--- PASSAGE FOR REVIEW Enclosed Below ---
Maybe you’ve just started investing and you’re wondering what the ideal amount to invest is. Or, perhaps you’ve been at it for a while and you’re curious whether your chosen sum is the right one. It’s an understandable (and very common) consideration.

But, it's just like the “right” amount of money to spend on housing and the “right” amount to have in super . There’s no one-size-fits-all answer to how much of your income should go towards investing in shares and ETFs . The ideal figure is different for everyone, because it boils down to several factors that are highly variable.

To try and figure out a suitable investing amount, ask yourself the questions below.

What are my financial goals and timeline?

One of the first and most important things to think about is your financial goals – because these likely underpin why you’re investing. Are you solely focusing on your long-term investing targets? Or are you saving towards other objectives like a holiday, a new car, or your kids’ education ?

If it’s the former, you may allocate a higher percentage of your income to investing. If it’s the latter, you may want to commit less to your portfolio to accommodate your other targets.

Can I cover my living expenses?

This is crucial because you probably shouldn’t be thinking about investing unless you can cover your day-to-day expenses on your current income. There’s no use putting $100 a week into the stock market if you can barely afford your power bills.

Creating a budget can help you work out how much you’re spending on living expenses and how much you have left over. When you’re writing up your budget, make sure to include:

  • Rent or mortgage payments
  • Property taxes and strata fees
  • Utilities
  • Phone and internet
  • Insurance
  • Groceries
  • Gym memberships
  • Car payments, including petrol
  • Public transport
  • Schooling or childcare
  • Pet care
  • Debt repayments
  • Tax obligations
  • Ongoing medical costs
  • Any other non-negotiable expenses – this can look different for everyone

How much disposable income do I have?

Your disposable income is effectively your take-home pay, minus your essential expenses. While there’s no right or wrong way to spend your money, the amount you make could be a key factor in how much you choose to invest.
--- End of Enclosed PASSAGE FOR REVIEW ---
--- INFORMATION SHOWN Enclosed Below ---
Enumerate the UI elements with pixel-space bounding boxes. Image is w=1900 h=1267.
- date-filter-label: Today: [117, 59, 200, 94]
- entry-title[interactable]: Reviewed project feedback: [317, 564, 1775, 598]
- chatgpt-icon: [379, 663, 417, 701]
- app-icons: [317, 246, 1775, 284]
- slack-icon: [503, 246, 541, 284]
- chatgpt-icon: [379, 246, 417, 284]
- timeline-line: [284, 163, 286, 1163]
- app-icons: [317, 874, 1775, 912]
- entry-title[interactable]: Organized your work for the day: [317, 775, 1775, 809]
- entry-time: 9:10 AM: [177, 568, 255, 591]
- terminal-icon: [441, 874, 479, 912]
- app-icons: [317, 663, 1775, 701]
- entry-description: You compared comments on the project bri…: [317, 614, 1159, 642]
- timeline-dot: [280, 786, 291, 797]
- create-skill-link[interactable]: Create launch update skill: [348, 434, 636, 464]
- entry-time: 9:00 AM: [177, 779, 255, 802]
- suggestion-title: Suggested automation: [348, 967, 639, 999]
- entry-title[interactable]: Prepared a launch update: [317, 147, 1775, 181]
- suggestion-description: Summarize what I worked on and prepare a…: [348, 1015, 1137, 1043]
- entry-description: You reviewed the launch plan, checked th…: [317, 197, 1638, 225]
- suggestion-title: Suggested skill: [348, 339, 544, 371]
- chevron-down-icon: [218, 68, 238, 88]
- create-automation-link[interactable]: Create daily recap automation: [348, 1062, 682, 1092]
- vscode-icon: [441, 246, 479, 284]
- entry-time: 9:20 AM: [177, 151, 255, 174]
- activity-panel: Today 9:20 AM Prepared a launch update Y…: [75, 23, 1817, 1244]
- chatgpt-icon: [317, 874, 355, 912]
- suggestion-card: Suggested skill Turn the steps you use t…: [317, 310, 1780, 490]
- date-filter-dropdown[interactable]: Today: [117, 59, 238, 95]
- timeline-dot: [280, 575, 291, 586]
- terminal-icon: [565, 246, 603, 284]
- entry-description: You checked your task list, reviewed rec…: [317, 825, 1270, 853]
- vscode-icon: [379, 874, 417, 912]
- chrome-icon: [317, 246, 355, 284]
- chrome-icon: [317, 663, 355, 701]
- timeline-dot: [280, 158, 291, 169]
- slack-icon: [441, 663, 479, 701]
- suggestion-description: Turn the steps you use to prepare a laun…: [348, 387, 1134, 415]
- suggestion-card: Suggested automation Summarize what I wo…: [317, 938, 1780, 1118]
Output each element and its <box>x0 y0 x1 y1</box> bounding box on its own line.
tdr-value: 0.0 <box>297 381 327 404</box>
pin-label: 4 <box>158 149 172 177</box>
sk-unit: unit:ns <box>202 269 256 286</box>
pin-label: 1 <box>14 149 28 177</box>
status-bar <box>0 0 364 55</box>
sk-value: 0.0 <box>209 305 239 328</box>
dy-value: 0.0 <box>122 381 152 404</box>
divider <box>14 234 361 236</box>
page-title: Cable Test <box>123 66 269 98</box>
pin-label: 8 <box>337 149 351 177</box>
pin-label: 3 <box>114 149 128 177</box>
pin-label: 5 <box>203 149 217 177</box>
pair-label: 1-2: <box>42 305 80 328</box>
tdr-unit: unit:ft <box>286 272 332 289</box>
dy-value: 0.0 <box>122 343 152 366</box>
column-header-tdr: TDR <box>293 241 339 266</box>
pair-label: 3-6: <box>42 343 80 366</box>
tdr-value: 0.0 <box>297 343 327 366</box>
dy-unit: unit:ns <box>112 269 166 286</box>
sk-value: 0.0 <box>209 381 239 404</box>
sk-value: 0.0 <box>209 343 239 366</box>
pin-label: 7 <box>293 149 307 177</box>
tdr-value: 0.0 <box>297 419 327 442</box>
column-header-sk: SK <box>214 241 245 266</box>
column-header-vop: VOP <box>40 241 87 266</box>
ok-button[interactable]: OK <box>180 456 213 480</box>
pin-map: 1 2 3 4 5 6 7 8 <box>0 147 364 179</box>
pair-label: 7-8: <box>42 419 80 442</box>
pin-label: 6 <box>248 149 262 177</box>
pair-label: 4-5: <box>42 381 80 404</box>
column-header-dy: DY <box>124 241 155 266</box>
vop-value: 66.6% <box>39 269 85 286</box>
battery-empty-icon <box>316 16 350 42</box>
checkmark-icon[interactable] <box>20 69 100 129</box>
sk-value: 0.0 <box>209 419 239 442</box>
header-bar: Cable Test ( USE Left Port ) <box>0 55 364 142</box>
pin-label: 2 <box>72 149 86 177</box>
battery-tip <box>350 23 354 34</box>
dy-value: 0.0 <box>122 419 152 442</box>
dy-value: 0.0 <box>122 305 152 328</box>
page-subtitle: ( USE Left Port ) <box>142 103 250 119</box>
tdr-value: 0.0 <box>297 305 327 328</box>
--- End of Enclosed INFORMATION SHOWN ---
WORK INSTRUCTION A:
How does the passage on choosing an investing amount define disposable income?
WORK INSTRUCTION B:
Write the next part of the passage on choosing an investing amount, starting right after its final sentence.

FINAL ANSWER A:
Disposable income is effectively your take-home pay minus your essential expenses.

FINAL ANSWER B:
For instance, if you’re a high-income earner, you may be able to easily cover your living expenses and have a decent amount left over for investing. If your income is on the lower end, you might have less money to assign to your investments. That’s not to say investing is impossible for those on lower incomes, but budgeting could be a more important consideration. This might seem obvious, but it's worth acknowledging here.

Do I have an emergency fund?

Within the long-term investing community, an emergency fund is usually seen as a necessity. At Pearler, we agree with this assessment. It can provide a financial safety net if you come up against unexpected expenses, like a medical emergency or urgent repairs to your home.

There’s no hard-and-fast rule on how much you should set aside, but many in the Financial Independence community suggest saving around 3-6 months of living expenses. However, this could vary wildly depending on your circumstances and risk tolerance.

Let’s say you pay a lot for housing, have two kids in childcare, are paying off significant debt and financial security is a constant worry. You might accumulate a bigger emergency fund because it’d be pretty crucial if you suddenly had to cover several expenses. On the other hand, someone with cheap housing, no kids, zero debt and minimal concern over money might feel more comfortable with a small rainy day fund.

These examples are obviously extreme, but they illustrate how differing financial scenarios could affect your decisions.

What’s my risk tolerance?

Your risk tolerance is a measure of how much volatility you’re comfortable with. It’s often used to determine the kinds of investments investors go for. Someone with a low risk tolerance might opt for more conservative investments like gold or bonds . Someone with a high risk tolerance may be more inclined to invest in growth shares .

Risk tolerance can also apply to how much you choose to invest. If you’re a more conservative investor, you may only feel confident allocating a smaller percentage of your income to investing. If you’re more aggressive, you might be OK with committing a higher amount.

To figure out where you land on the risk spectrum, you can use our guide to figuring out your risk tolerance . In essence, though, you want to think about how you’d feel losing any money you put into the stock market and how comfortable you are with volatility.

Am I investing with a partner?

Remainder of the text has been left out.